» **What you should do**: Find how many lines hold the word "Rain". Give only the number.

» **Collected data entries**:
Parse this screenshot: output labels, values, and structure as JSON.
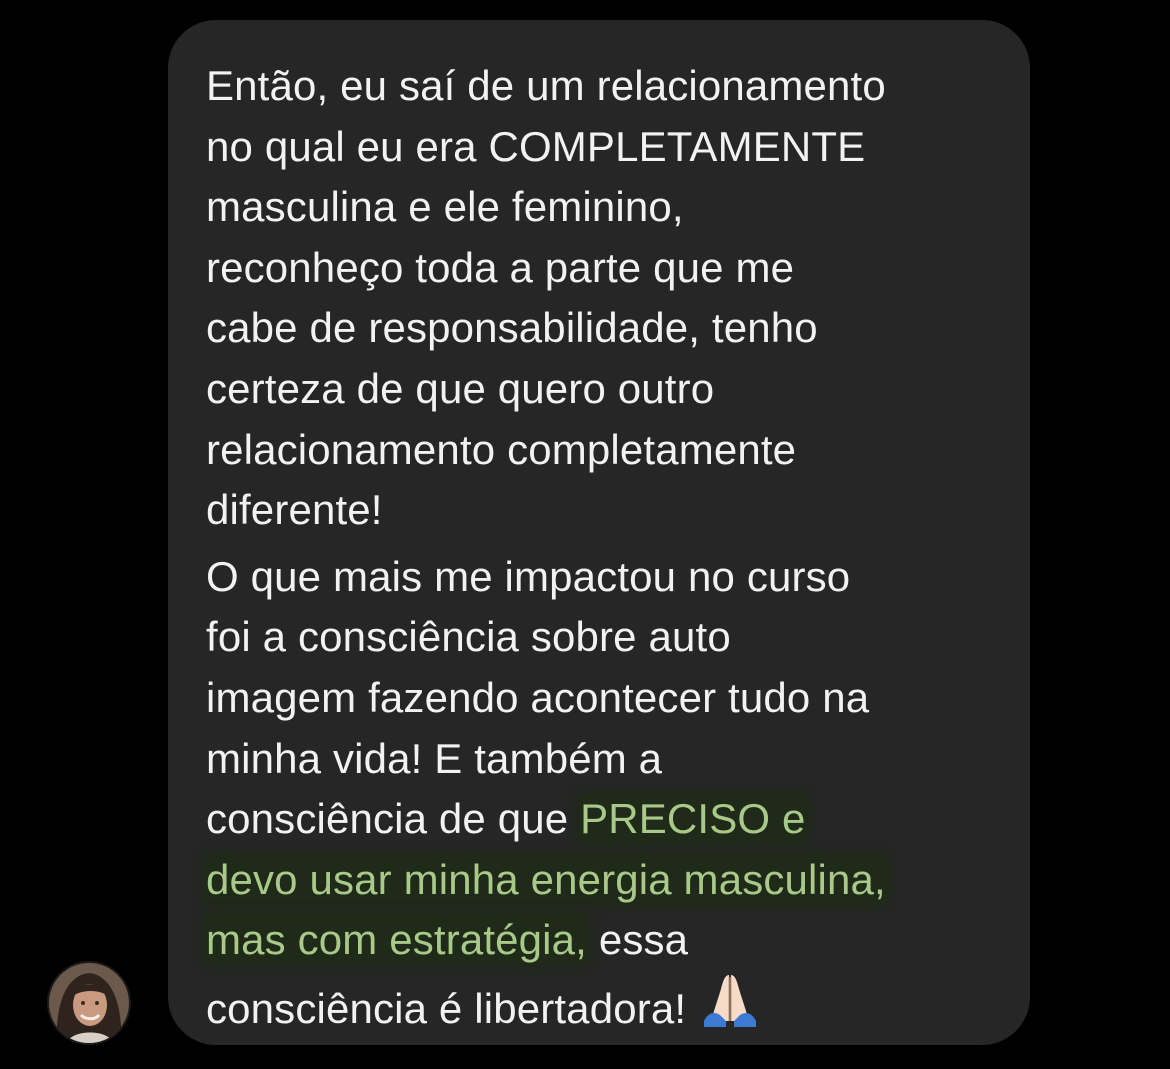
{
  "conversation": {
    "message": {
      "paragraph1": {
        "lines": [
          "Então, eu saí de um relacionamento",
          "no qual eu era COMPLETAMENTE",
          "masculina e ele feminino,",
          "reconheço toda a parte que me",
          "cabe de responsabilidade, tenho",
          "certeza de que quero outro",
          "relacionamento completamente",
          "diferente!"
        ]
      },
      "paragraph2": {
        "lines": [
          "O que mais me impactou no curso",
          "foi a consciência sobre auto",
          "imagem fazendo acontecer tudo na",
          "minha vida! E também a"
        ],
        "line5_plain": "consciência de que ",
        "line5_highlight": "PRECISO e",
        "line6_highlight": "devo usar minha energia masculina,",
        "line7_highlight": "mas com estratégia,",
        "line7_plain": " essa",
        "line8_plain": "consciência é libertadora!",
        "emoji": "praying-hands-emoji"
      }
    },
    "sender": {
      "avatar": "profile-photo"
    }
  },
  "colors": {
    "background": "#000000",
    "bubble": "#262626",
    "text": "#f2f2f2",
    "highlight_text": "#a9c98a",
    "highlight_bg": "#1f2a18"
  }
}
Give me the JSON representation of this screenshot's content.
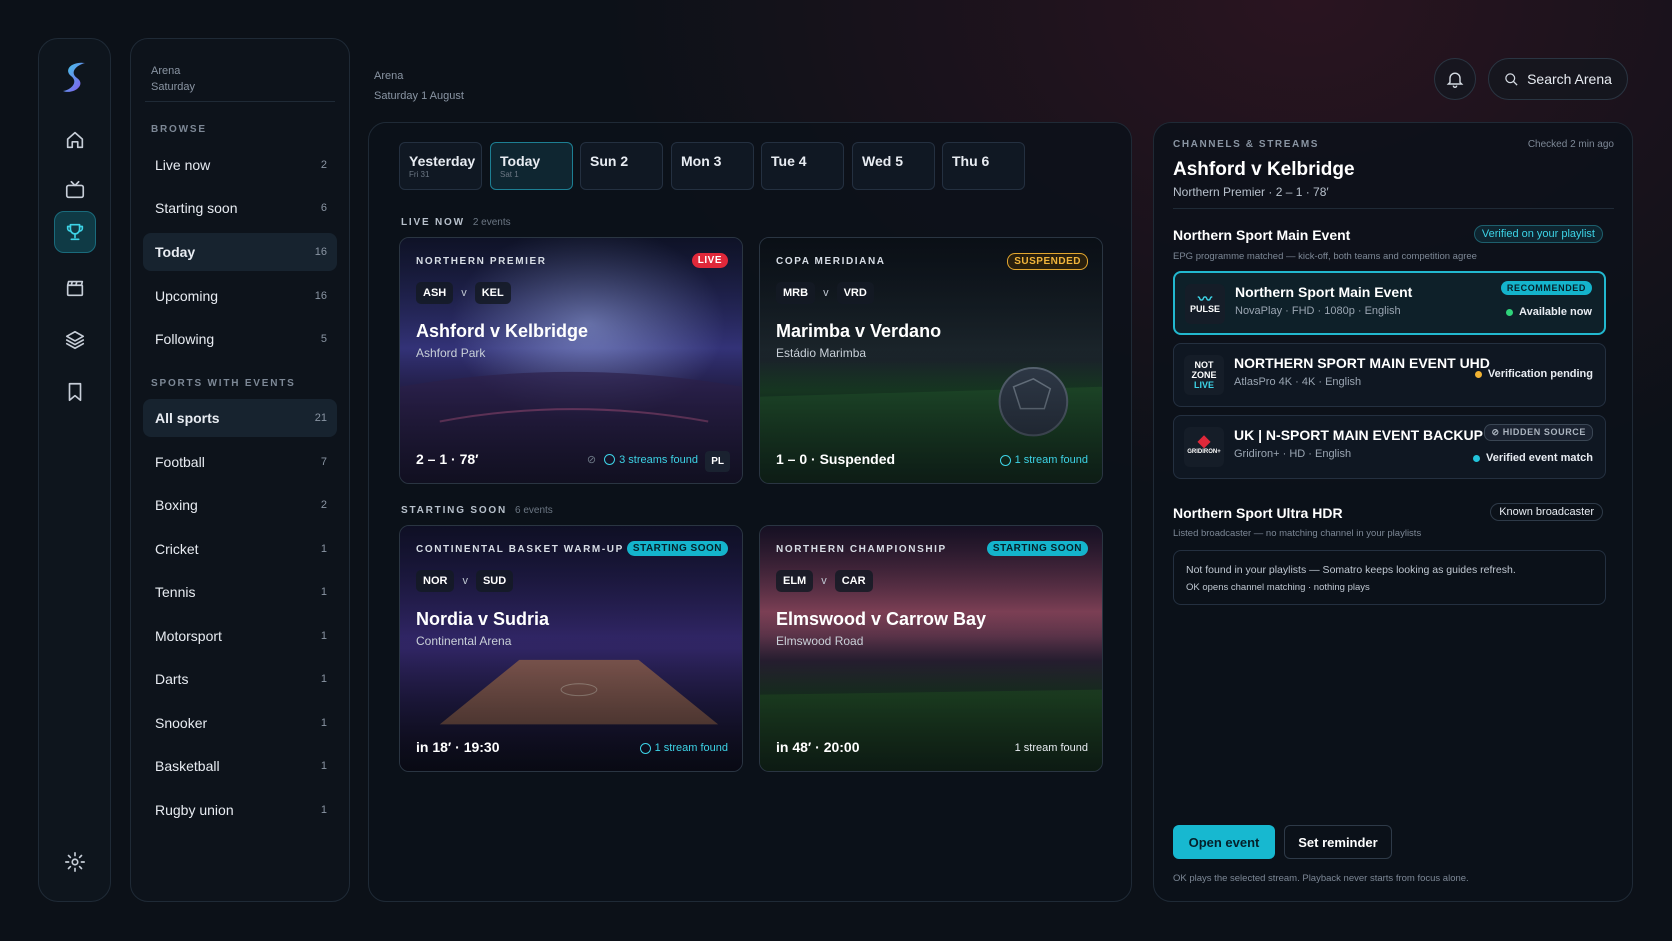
{
  "nav": {
    "active": "trophy-icon"
  },
  "sidebar": {
    "app": "Arena",
    "day": "Saturday",
    "browse_heading": "BROWSE",
    "sports_heading": "SPORTS WITH EVENTS",
    "browse": [
      {
        "label": "Live now",
        "count": "2"
      },
      {
        "label": "Starting soon",
        "count": "6"
      },
      {
        "label": "Today",
        "count": "16"
      },
      {
        "label": "Upcoming",
        "count": "16"
      },
      {
        "label": "Following",
        "count": "5"
      }
    ],
    "sports": [
      {
        "label": "All sports",
        "count": "21"
      },
      {
        "label": "Football",
        "count": "7"
      },
      {
        "label": "Boxing",
        "count": "2"
      },
      {
        "label": "Cricket",
        "count": "1"
      },
      {
        "label": "Tennis",
        "count": "1"
      },
      {
        "label": "Motorsport",
        "count": "1"
      },
      {
        "label": "Darts",
        "count": "1"
      },
      {
        "label": "Snooker",
        "count": "1"
      },
      {
        "label": "Basketball",
        "count": "1"
      },
      {
        "label": "Rugby union",
        "count": "1"
      }
    ]
  },
  "header": {
    "app": "Arena",
    "date": "Saturday 1 August",
    "search_label": "Search Arena"
  },
  "days": [
    {
      "label": "Yesterday",
      "sub": "Fri 31"
    },
    {
      "label": "Today",
      "sub": "Sat 1"
    },
    {
      "label": "Sun 2",
      "sub": ""
    },
    {
      "label": "Mon 3",
      "sub": ""
    },
    {
      "label": "Tue 4",
      "sub": ""
    },
    {
      "label": "Wed 5",
      "sub": ""
    },
    {
      "label": "Thu 6",
      "sub": ""
    }
  ],
  "live": {
    "heading": "LIVE NOW",
    "count": "2 events"
  },
  "soon": {
    "heading": "STARTING SOON",
    "count": "6 events"
  },
  "events": [
    {
      "comp": "NORTHERN PREMIER",
      "badge": "LIVE",
      "home": "ASH",
      "away": "KEL",
      "v": "v",
      "title": "Ashford v Kelbridge",
      "venue": "Ashford Park",
      "status": "2 – 1 · 78′",
      "streams": "3 streams found",
      "channel": "PL"
    },
    {
      "comp": "COPA MERIDIANA",
      "badge": "SUSPENDED",
      "home": "MRB",
      "away": "VRD",
      "v": "v",
      "title": "Marimba v Verdano",
      "venue": "Estádio Marimba",
      "status": "1 – 0 · Suspended",
      "streams": "1 stream found"
    },
    {
      "comp": "CONTINENTAL BASKET WARM-UP",
      "badge": "STARTING SOON",
      "home": "NOR",
      "away": "SUD",
      "v": "v",
      "title": "Nordia v Sudria",
      "venue": "Continental Arena",
      "status": "in 18′ · 19:30",
      "streams": "1 stream found"
    },
    {
      "comp": "NORTHERN CHAMPIONSHIP",
      "badge": "STARTING SOON",
      "home": "ELM",
      "away": "CAR",
      "v": "v",
      "title": "Elmswood v Carrow Bay",
      "venue": "Elmswood Road",
      "status": "in 48′ · 20:00",
      "streams": "1 stream found"
    }
  ],
  "panel": {
    "kicker": "CHANNELS & STREAMS",
    "checked": "Checked 2 min ago",
    "title": "Ashford v Kelbridge",
    "subtitle": "Northern Premier · 2 – 1 · 78′",
    "ch1": {
      "name": "Northern Sport Main Event",
      "badge": "Verified on your playlist",
      "note": "EPG programme matched — kick-off, both teams and competition agree"
    },
    "streams": [
      {
        "logo1": "PULSE",
        "logo2": "",
        "logo3": "",
        "name": "Northern Sport Main Event",
        "sub": "NovaPlay · FHD · 1080p · English",
        "tag": "RECOMMENDED",
        "status": "Available now",
        "dot": "#2fd37a"
      },
      {
        "logo1": "NOT",
        "logo2": "ZONE",
        "logo3": "LIVE",
        "name": "NORTHERN SPORT MAIN EVENT UHD",
        "sub": "AtlasPro 4K · 4K · English",
        "tag": "",
        "status": "Verification pending",
        "dot": "#f0b232"
      },
      {
        "logo1": "GRIDIRON+",
        "logo2": "",
        "logo3": "",
        "name": "UK | N-SPORT MAIN EVENT BACKUP",
        "sub": "Gridiron+ · HD · English",
        "tag": "HIDDEN SOURCE",
        "status": "Verified event match",
        "dot": "#22c3da"
      }
    ],
    "ch2": {
      "name": "Northern Sport Ultra HDR",
      "badge": "Known broadcaster",
      "note": "Listed broadcaster — no matching channel in your playlists"
    },
    "notfound1": "Not found in your playlists — Somatro keeps looking as guides refresh.",
    "notfound2": "OK opens channel matching · nothing plays",
    "open": "Open event",
    "remind": "Set reminder",
    "footer": "OK plays the selected stream. Playback never starts from focus alone."
  },
  "colors": {
    "accent": "#17b8d0",
    "live": "#e0283a",
    "suspended": "#e3a72f"
  }
}
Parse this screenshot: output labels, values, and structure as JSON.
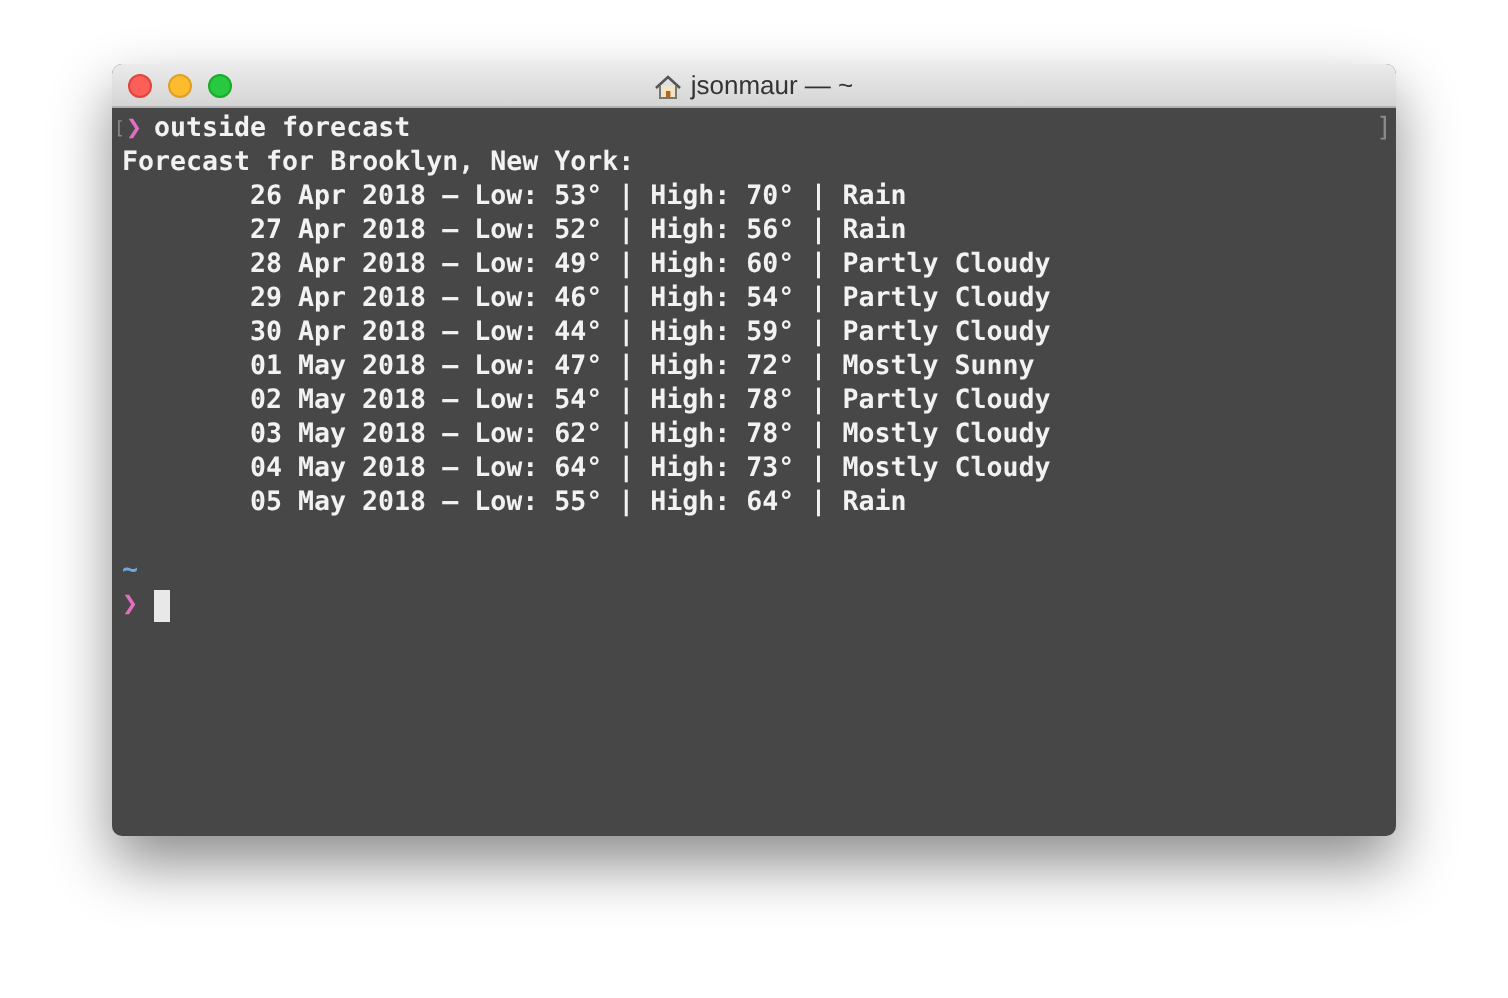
{
  "window": {
    "title": "jsonmaur — ~"
  },
  "terminal": {
    "left_mark": "[",
    "right_mark": "]",
    "command": {
      "prompt": "❯",
      "text": "outside forecast"
    },
    "heading": "Forecast for Brooklyn, New York:",
    "rows": [
      "26 Apr 2018 – Low: 53° | High: 70° | Rain",
      "27 Apr 2018 – Low: 52° | High: 56° | Rain",
      "28 Apr 2018 – Low: 49° | High: 60° | Partly Cloudy",
      "29 Apr 2018 – Low: 46° | High: 54° | Partly Cloudy",
      "30 Apr 2018 – Low: 44° | High: 59° | Partly Cloudy",
      "01 May 2018 – Low: 47° | High: 72° | Mostly Sunny",
      "02 May 2018 – Low: 54° | High: 78° | Partly Cloudy",
      "03 May 2018 – Low: 62° | High: 78° | Mostly Cloudy",
      "04 May 2018 – Low: 64° | High: 73° | Mostly Cloudy",
      "05 May 2018 – Low: 55° | High: 64° | Rain"
    ],
    "cwd": "~",
    "prompt": "❯"
  }
}
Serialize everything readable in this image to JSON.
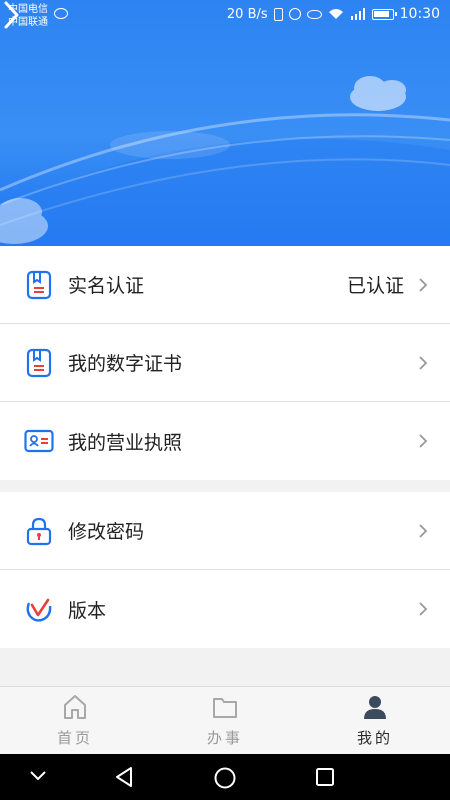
{
  "status_bar": {
    "carrier_1": "中国电信",
    "carrier_2": "中国联通",
    "speed": "20 B/s",
    "time": "10:30"
  },
  "menu": {
    "real_name": {
      "label": "实名认证",
      "status": "已认证",
      "icon": "id-card-icon"
    },
    "certificate": {
      "label": "我的数字证书",
      "icon": "certificate-icon"
    },
    "license": {
      "label": "我的营业执照",
      "icon": "business-license-icon"
    },
    "password": {
      "label": "修改密码",
      "icon": "lock-icon"
    },
    "version": {
      "label": "版本",
      "icon": "version-logo-icon"
    }
  },
  "tabs": [
    {
      "label": "首页",
      "icon": "home-icon",
      "active": false
    },
    {
      "label": "办事",
      "icon": "folder-icon",
      "active": false
    },
    {
      "label": "我的",
      "icon": "person-icon",
      "active": true
    }
  ],
  "colors": {
    "accent": "#1f74ee",
    "icon_red": "#e8413b",
    "banner_top": "#2d83f2"
  }
}
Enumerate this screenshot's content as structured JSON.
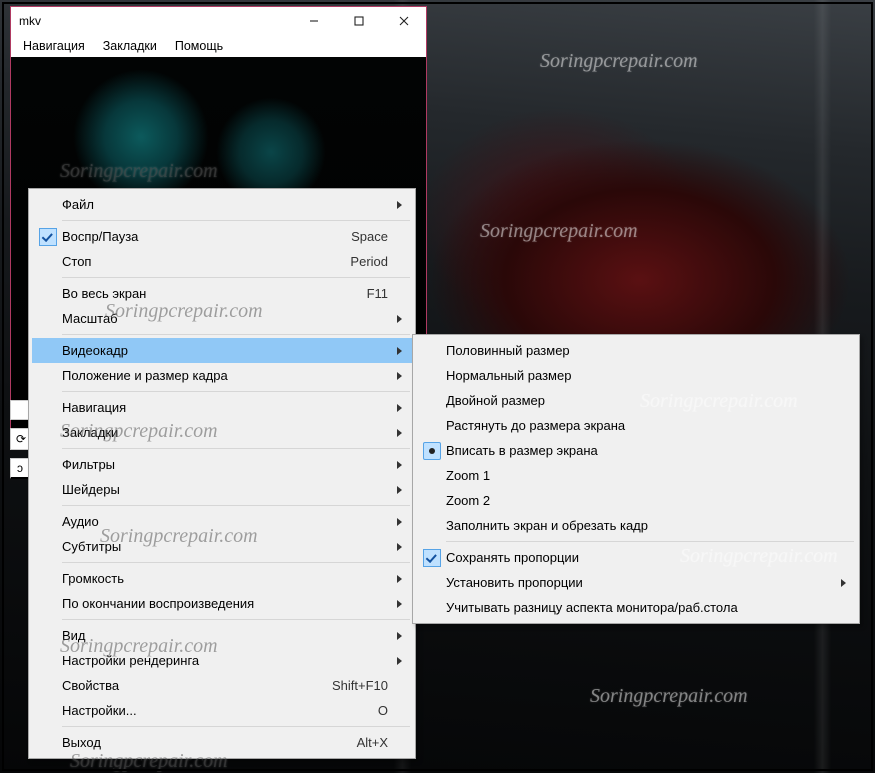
{
  "watermark_text": "Soringpcrepair.com",
  "window": {
    "title": "mkv",
    "menubar": [
      "Навигация",
      "Закладки",
      "Помощь"
    ]
  },
  "side_widgets": {
    "b": "⟳",
    "c": "ɔ"
  },
  "context_menu": [
    {
      "type": "item",
      "label": "Файл",
      "submenu": true
    },
    {
      "type": "sep"
    },
    {
      "type": "item",
      "label": "Воспр/Пауза",
      "accel": "Space",
      "checked": true
    },
    {
      "type": "item",
      "label": "Стоп",
      "accel": "Period"
    },
    {
      "type": "sep"
    },
    {
      "type": "item",
      "label": "Во весь экран",
      "accel": "F11"
    },
    {
      "type": "item",
      "label": "Масштаб",
      "submenu": true
    },
    {
      "type": "sep"
    },
    {
      "type": "item",
      "label": "Видеокадр",
      "submenu": true,
      "highlight": true
    },
    {
      "type": "item",
      "label": "Положение и размер кадра",
      "submenu": true
    },
    {
      "type": "sep"
    },
    {
      "type": "item",
      "label": "Навигация",
      "submenu": true
    },
    {
      "type": "item",
      "label": "Закладки",
      "submenu": true
    },
    {
      "type": "sep"
    },
    {
      "type": "item",
      "label": "Фильтры",
      "submenu": true
    },
    {
      "type": "item",
      "label": "Шейдеры",
      "submenu": true
    },
    {
      "type": "sep"
    },
    {
      "type": "item",
      "label": "Аудио",
      "submenu": true
    },
    {
      "type": "item",
      "label": "Субтитры",
      "submenu": true
    },
    {
      "type": "sep"
    },
    {
      "type": "item",
      "label": "Громкость",
      "submenu": true
    },
    {
      "type": "item",
      "label": "По окончании воспроизведения",
      "submenu": true
    },
    {
      "type": "sep"
    },
    {
      "type": "item",
      "label": "Вид",
      "submenu": true
    },
    {
      "type": "item",
      "label": "Настройки рендеринга",
      "submenu": true
    },
    {
      "type": "item",
      "label": "Свойства",
      "accel": "Shift+F10"
    },
    {
      "type": "item",
      "label": "Настройки...",
      "accel": "O"
    },
    {
      "type": "sep"
    },
    {
      "type": "item",
      "label": "Выход",
      "accel": "Alt+X"
    }
  ],
  "submenu": [
    {
      "type": "item",
      "label": "Половинный размер"
    },
    {
      "type": "item",
      "label": "Нормальный размер"
    },
    {
      "type": "item",
      "label": "Двойной размер"
    },
    {
      "type": "item",
      "label": "Растянуть до размера экрана"
    },
    {
      "type": "item",
      "label": "Вписать в размер экрана",
      "radio": true
    },
    {
      "type": "item",
      "label": "Zoom 1"
    },
    {
      "type": "item",
      "label": "Zoom 2"
    },
    {
      "type": "item",
      "label": "Заполнить экран и обрезать кадр"
    },
    {
      "type": "sep"
    },
    {
      "type": "item",
      "label": "Сохранять пропорции",
      "checked": true
    },
    {
      "type": "item",
      "label": "Установить пропорции",
      "submenu": true
    },
    {
      "type": "item",
      "label": "Учитывать разницу аспекта монитора/раб.стола"
    }
  ]
}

» **Task output**: 3